EXERCISE DIRECTIONS: For each record below, give an exact transcription.

+++ SUPPLIED DATA +++

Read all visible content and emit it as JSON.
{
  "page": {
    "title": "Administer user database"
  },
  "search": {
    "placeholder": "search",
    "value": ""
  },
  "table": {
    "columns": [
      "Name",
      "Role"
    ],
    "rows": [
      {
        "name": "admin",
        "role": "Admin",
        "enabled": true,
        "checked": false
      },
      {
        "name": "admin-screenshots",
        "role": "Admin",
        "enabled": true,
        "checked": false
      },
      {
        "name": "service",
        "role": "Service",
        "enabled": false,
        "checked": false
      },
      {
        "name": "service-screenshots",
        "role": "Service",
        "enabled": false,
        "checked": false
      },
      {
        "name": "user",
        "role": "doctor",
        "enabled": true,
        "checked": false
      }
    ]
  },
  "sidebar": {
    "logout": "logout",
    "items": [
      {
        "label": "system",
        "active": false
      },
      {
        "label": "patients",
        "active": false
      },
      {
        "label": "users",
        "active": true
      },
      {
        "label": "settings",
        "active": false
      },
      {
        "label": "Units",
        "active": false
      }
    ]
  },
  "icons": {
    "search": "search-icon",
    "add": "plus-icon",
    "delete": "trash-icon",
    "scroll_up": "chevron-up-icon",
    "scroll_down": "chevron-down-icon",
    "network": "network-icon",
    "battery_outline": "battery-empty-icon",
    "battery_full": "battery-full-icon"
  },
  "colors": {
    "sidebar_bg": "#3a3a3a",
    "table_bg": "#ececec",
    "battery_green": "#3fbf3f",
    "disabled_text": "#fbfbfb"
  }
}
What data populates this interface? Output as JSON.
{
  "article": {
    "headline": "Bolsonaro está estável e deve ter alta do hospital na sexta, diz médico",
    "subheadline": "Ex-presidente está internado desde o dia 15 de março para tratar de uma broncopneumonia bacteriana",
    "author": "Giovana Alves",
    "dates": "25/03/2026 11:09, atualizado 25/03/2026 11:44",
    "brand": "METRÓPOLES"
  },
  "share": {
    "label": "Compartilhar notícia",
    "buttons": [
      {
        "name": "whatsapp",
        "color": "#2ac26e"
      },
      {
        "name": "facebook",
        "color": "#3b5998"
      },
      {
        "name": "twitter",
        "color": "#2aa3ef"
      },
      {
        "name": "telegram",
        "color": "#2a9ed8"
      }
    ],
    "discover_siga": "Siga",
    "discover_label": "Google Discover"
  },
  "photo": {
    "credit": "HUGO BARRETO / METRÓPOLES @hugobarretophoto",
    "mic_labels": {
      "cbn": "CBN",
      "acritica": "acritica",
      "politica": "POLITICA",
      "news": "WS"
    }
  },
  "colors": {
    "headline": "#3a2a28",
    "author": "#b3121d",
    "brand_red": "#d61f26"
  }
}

+++

EXERCISE SOLUTION:
Read all visible content and emit it as JSON.
{
  "page": {
    "title": "Administer user database"
  },
  "search": {
    "placeholder": "search",
    "value": ""
  },
  "table": {
    "columns": [
      "Name",
      "Role"
    ],
    "rows": [
      {
        "name": "admin",
        "role": "Admin",
        "enabled": true,
        "checked": false
      },
      {
        "name": "admin-screenshots",
        "role": "Admin",
        "enabled": true,
        "checked": false
      },
      {
        "name": "service",
        "role": "Service",
        "enabled": false,
        "checked": false
      },
      {
        "name": "service-screenshots",
        "role": "Service",
        "enabled": false,
        "checked": false
      },
      {
        "name": "user",
        "role": "doctor",
        "enabled": true,
        "checked": false
      }
    ]
  },
  "sidebar": {
    "logout": "logout",
    "items": [
      {
        "label": "system",
        "active": false
      },
      {
        "label": "patients",
        "active": false
      },
      {
        "label": "users",
        "active": true
      },
      {
        "label": "settings",
        "active": false
      },
      {
        "label": "Units",
        "active": false
      }
    ]
  },
  "icons": {
    "search": "search-icon",
    "add": "plus-icon",
    "delete": "trash-icon",
    "scroll_up": "chevron-up-icon",
    "scroll_down": "chevron-down-icon",
    "network": "network-icon",
    "battery_outline": "battery-empty-icon",
    "battery_full": "battery-full-icon"
  },
  "colors": {
    "sidebar_bg": "#3a3a3a",
    "table_bg": "#ececec",
    "battery_green": "#3fbf3f",
    "disabled_text": "#fbfbfb"
  }
}
What data populates this interface? Output as JSON.
{
  "article": {
    "headline": "Bolsonaro está estável e deve ter alta do hospital na sexta, diz médico",
    "subheadline": "Ex-presidente está internado desde o dia 15 de março para tratar de uma broncopneumonia bacteriana",
    "author": "Giovana Alves",
    "dates": "25/03/2026 11:09, atualizado 25/03/2026 11:44",
    "brand": "METRÓPOLES"
  },
  "share": {
    "label": "Compartilhar notícia",
    "buttons": [
      {
        "name": "whatsapp",
        "color": "#2ac26e"
      },
      {
        "name": "facebook",
        "color": "#3b5998"
      },
      {
        "name": "twitter",
        "color": "#2aa3ef"
      },
      {
        "name": "telegram",
        "color": "#2a9ed8"
      }
    ],
    "discover_siga": "Siga",
    "discover_label": "Google Discover"
  },
  "photo": {
    "credit": "HUGO BARRETO / METRÓPOLES @hugobarretophoto",
    "mic_labels": {
      "cbn": "CBN",
      "acritica": "acritica",
      "politica": "POLITICA",
      "news": "WS"
    }
  },
  "colors": {
    "headline": "#3a2a28",
    "author": "#b3121d",
    "brand_red": "#d61f26"
  }
}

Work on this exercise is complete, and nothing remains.